RECORDS TO PROCESS:
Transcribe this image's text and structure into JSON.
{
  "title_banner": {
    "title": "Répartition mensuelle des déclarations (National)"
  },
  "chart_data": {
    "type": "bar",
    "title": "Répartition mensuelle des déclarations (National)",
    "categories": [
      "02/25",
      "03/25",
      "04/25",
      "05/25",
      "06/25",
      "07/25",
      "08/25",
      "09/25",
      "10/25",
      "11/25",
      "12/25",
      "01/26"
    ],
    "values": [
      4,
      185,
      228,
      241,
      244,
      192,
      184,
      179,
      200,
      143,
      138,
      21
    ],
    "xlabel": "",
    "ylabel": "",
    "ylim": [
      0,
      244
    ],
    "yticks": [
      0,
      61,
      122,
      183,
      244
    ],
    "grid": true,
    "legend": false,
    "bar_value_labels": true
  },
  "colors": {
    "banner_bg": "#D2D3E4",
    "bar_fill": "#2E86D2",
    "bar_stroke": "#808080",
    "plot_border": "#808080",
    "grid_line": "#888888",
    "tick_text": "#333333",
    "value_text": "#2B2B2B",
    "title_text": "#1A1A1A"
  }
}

PROBLEM: Find the word "National" in the data and show each line that holds it.

FULL RESPONSE:
    "title": "Répartition mensuelle des déclarations (National)"
    "title": "Répartition mensuelle des déclarations (National)",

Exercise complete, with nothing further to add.